§ **Data excerpts**
>> start

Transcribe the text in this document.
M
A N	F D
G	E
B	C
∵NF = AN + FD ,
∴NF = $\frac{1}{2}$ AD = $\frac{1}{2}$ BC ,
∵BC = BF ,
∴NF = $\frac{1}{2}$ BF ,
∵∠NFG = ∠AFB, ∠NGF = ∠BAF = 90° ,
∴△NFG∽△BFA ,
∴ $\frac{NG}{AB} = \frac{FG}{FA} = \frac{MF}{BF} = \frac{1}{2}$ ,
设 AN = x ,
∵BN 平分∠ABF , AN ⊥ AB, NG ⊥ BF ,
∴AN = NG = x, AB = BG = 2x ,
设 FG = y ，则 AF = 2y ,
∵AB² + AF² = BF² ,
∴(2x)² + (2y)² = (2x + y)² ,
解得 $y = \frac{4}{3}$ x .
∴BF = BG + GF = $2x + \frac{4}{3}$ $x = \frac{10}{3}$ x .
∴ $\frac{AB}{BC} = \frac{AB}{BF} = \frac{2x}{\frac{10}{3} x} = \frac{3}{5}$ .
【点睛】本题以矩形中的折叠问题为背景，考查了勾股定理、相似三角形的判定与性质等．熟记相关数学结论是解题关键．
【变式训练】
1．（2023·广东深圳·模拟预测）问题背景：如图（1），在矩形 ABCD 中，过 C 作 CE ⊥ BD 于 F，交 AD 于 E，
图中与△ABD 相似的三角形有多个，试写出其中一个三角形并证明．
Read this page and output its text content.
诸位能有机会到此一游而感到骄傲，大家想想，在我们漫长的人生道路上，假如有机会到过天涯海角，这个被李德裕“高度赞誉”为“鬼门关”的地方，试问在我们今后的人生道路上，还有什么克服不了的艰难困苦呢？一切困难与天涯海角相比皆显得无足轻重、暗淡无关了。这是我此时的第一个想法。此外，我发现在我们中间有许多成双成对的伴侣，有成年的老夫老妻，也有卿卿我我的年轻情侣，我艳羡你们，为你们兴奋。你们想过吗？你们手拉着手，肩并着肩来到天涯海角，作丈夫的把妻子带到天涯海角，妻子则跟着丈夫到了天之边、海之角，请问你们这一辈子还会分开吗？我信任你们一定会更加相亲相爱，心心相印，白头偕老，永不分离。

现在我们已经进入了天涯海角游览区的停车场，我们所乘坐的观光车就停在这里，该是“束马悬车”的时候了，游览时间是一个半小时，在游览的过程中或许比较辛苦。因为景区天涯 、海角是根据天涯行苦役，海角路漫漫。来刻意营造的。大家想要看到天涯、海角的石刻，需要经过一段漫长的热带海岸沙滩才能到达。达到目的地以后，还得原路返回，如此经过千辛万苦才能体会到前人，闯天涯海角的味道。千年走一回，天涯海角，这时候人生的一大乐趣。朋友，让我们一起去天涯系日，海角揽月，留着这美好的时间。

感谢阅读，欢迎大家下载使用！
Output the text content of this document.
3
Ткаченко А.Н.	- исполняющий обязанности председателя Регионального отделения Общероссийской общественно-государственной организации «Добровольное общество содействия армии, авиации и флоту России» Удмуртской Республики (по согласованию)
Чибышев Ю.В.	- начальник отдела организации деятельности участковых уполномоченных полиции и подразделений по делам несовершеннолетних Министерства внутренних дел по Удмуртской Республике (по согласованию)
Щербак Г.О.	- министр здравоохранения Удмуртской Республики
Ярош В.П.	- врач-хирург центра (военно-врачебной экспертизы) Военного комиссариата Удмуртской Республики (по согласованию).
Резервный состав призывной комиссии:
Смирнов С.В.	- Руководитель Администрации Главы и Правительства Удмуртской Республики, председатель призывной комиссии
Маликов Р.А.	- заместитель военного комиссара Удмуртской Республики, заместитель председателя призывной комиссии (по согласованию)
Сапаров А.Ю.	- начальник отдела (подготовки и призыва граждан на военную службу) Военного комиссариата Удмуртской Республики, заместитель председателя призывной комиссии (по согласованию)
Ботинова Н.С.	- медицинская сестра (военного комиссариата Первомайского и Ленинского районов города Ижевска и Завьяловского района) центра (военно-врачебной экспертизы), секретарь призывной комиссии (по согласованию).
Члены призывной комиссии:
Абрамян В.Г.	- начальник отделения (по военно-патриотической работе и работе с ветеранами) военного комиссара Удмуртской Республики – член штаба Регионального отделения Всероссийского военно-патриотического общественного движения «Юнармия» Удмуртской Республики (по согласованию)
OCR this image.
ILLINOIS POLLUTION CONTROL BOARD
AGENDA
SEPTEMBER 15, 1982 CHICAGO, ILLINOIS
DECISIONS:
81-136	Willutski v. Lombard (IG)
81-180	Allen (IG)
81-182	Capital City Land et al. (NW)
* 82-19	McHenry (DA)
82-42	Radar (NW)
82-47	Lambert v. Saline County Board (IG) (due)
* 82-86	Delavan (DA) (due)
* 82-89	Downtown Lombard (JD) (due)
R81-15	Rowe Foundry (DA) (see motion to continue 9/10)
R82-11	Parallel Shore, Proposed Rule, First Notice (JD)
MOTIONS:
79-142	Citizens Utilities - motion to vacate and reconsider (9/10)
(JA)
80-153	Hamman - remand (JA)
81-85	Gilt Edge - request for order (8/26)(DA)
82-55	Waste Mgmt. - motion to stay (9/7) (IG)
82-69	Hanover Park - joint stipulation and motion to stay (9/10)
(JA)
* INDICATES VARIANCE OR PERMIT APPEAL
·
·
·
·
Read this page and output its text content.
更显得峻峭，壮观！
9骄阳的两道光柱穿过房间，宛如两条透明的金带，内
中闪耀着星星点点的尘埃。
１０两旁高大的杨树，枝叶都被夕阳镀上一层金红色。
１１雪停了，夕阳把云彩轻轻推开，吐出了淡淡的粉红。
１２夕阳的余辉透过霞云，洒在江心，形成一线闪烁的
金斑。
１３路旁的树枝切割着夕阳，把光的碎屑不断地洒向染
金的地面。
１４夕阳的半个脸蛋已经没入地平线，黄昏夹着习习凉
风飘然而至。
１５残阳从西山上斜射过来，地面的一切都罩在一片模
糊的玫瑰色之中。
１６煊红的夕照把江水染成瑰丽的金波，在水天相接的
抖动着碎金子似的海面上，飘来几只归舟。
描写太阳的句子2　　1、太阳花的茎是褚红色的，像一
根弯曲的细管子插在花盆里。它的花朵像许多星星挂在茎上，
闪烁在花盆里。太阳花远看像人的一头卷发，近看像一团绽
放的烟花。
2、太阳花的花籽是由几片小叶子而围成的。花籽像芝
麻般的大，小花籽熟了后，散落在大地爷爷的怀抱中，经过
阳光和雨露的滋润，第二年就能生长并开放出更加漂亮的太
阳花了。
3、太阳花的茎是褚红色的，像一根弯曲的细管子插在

>> end

§ **What to produce**
Copy exactly the lines above, from the one containing "OCR this image." through the very last line.

§ **Reply to the task**
OCR this image.
ILLINOIS POLLUTION CONTROL BOARD
AGENDA
SEPTEMBER 15, 1982 CHICAGO, ILLINOIS
DECISIONS:
81-136	Willutski v. Lombard (IG)
81-180	Allen (IG)
81-182	Capital City Land et al. (NW)
* 82-19	McHenry (DA)
82-42	Radar (NW)
82-47	Lambert v. Saline County Board (IG) (due)
* 82-86	Delavan (DA) (due)
* 82-89	Downtown Lombard (JD) (due)
R81-15	Rowe Foundry (DA) (see motion to continue 9/10)
R82-11	Parallel Shore, Proposed Rule, First Notice (JD)
MOTIONS:
79-142	Citizens Utilities - motion to vacate and reconsider (9/10)
(JA)
80-153	Hamman - remand (JA)
81-85	Gilt Edge - request for order (8/26)(DA)
82-55	Waste Mgmt. - motion to stay (9/7) (IG)
82-69	Hanover Park - joint stipulation and motion to stay (9/10)
(JA)
* INDICATES VARIANCE OR PERMIT APPEAL
·
·
·
·
Read this page and output its text content.
更显得峻峭，壮观！
9骄阳的两道光柱穿过房间，宛如两条透明的金带，内
中闪耀着星星点点的尘埃。
１０两旁高大的杨树，枝叶都被夕阳镀上一层金红色。
１１雪停了，夕阳把云彩轻轻推开，吐出了淡淡的粉红。
１２夕阳的余辉透过霞云，洒在江心，形成一线闪烁的
金斑。
１３路旁的树枝切割着夕阳，把光的碎屑不断地洒向染
金的地面。
１４夕阳的半个脸蛋已经没入地平线，黄昏夹着习习凉
风飘然而至。
１５残阳从西山上斜射过来，地面的一切都罩在一片模
糊的玫瑰色之中。
１６煊红的夕照把江水染成瑰丽的金波，在水天相接的
抖动着碎金子似的海面上，飘来几只归舟。
描写太阳的句子2　　1、太阳花的茎是褚红色的，像一
根弯曲的细管子插在花盆里。它的花朵像许多星星挂在茎上，
闪烁在花盆里。太阳花远看像人的一头卷发，近看像一团绽
放的烟花。
2、太阳花的花籽是由几片小叶子而围成的。花籽像芝
麻般的大，小花籽熟了后，散落在大地爷爷的怀抱中，经过
阳光和雨露的滋润，第二年就能生长并开放出更加漂亮的太
阳花了。
3、太阳花的茎是褚红色的，像一根弯曲的细管子插在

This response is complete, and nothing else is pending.